■ **AIM OF THE EXERCISE**
Find every line in the records below that contains the word "Warrants", and copy each such line.

Collected data:
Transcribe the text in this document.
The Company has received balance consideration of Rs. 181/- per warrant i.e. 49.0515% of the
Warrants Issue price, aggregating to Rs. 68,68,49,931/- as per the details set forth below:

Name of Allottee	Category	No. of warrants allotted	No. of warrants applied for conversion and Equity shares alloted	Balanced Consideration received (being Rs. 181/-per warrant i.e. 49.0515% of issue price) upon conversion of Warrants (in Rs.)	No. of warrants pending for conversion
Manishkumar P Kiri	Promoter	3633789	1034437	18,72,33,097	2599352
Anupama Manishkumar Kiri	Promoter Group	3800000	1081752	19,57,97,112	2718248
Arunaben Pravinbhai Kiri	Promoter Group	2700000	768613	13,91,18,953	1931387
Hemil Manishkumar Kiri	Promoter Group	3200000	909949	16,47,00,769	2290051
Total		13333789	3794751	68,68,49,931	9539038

■ **OUTPUT**
Warrants Issue price, aggregating to Rs. 68,68,49,931/- as per the details set forth below:
Name of Allottee	Category	No. of warrants allotted	No. of warrants applied for conversion and Equity shares alloted	Balanced Consideration received (being Rs. 181/-per warrant i.e. 49.0515% of issue price) upon conversion of Warrants (in Rs.)	No. of warrants pending for conversion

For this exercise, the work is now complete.